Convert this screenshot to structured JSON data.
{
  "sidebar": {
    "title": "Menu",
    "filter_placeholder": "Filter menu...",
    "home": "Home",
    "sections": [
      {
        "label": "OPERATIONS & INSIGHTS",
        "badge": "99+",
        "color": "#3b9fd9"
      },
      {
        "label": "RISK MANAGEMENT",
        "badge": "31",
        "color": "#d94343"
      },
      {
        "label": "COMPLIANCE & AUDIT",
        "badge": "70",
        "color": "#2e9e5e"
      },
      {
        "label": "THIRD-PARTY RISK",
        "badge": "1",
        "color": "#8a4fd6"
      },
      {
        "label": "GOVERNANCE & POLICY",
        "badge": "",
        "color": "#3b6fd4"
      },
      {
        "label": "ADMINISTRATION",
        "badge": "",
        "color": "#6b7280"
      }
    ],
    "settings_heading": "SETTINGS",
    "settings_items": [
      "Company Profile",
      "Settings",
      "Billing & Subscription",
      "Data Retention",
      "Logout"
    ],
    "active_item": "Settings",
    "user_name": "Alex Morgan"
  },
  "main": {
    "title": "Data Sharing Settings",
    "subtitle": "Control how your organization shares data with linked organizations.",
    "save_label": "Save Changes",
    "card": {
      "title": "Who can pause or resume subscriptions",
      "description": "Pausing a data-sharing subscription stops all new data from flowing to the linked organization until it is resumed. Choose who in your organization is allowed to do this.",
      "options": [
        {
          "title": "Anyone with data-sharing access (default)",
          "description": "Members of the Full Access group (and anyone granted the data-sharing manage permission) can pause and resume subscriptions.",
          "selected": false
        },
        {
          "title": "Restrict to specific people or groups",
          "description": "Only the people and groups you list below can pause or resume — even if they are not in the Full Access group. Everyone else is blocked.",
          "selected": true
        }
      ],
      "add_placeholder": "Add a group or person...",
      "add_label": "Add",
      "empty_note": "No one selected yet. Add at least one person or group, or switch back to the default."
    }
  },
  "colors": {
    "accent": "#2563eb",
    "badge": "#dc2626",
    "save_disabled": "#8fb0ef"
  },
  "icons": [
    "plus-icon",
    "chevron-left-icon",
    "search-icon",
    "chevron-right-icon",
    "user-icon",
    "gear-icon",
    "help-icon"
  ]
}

···

Problem requirements: Say how many lines hold the word "RISK", giving the number and nothing else.

Finished task: 2